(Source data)
◇ ◇ ◇ ◇ ◇ ◇ ◇

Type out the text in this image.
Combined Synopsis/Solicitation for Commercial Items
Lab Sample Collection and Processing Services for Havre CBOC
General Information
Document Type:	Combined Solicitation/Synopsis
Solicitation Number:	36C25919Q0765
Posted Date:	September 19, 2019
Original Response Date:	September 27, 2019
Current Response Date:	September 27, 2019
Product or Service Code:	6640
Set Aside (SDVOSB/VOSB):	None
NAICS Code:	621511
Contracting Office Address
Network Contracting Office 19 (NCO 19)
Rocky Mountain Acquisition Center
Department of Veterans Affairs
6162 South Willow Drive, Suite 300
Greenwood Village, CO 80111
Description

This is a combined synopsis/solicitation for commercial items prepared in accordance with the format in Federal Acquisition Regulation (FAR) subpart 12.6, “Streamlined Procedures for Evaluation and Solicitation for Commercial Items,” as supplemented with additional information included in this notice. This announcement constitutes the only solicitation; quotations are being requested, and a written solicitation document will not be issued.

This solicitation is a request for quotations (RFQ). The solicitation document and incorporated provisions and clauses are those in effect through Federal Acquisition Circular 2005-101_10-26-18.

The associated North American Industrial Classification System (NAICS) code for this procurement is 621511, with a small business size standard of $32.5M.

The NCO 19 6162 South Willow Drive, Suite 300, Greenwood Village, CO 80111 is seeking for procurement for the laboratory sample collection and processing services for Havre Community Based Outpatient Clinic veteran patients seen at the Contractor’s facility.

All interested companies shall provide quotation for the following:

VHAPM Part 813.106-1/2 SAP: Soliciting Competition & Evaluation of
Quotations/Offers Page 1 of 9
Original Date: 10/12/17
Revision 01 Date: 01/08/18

◇ ◇ ◇ ◇ ◇ ◇ ◇

From the first line to the last, copy the records without alteration.

Task answer:
Type out the text in this image.
Combined Synopsis/Solicitation for Commercial Items
Lab Sample Collection and Processing Services for Havre CBOC
General Information
Document Type:	Combined Solicitation/Synopsis
Solicitation Number:	36C25919Q0765
Posted Date:	September 19, 2019
Original Response Date:	September 27, 2019
Current Response Date:	September 27, 2019
Product or Service Code:	6640
Set Aside (SDVOSB/VOSB):	None
NAICS Code:	621511
Contracting Office Address
Network Contracting Office 19 (NCO 19)
Rocky Mountain Acquisition Center
Department of Veterans Affairs
6162 South Willow Drive, Suite 300
Greenwood Village, CO 80111
Description

This is a combined synopsis/solicitation for commercial items prepared in accordance with the format in Federal Acquisition Regulation (FAR) subpart 12.6, “Streamlined Procedures for Evaluation and Solicitation for Commercial Items,” as supplemented with additional information included in this notice. This announcement constitutes the only solicitation; quotations are being requested, and a written solicitation document will not be issued.

This solicitation is a request for quotations (RFQ). The solicitation document and incorporated provisions and clauses are those in effect through Federal Acquisition Circular 2005-101_10-26-18.

The associated North American Industrial Classification System (NAICS) code for this procurement is 621511, with a small business size standard of $32.5M.

The NCO 19 6162 South Willow Drive, Suite 300, Greenwood Village, CO 80111 is seeking for procurement for the laboratory sample collection and processing services for Havre Community Based Outpatient Clinic veteran patients seen at the Contractor’s facility.

All interested companies shall provide quotation for the following:

VHAPM Part 813.106-1/2 SAP: Soliciting Competition & Evaluation of
Quotations/Offers Page 1 of 9
Original Date: 10/12/17
Revision 01 Date: 01/08/18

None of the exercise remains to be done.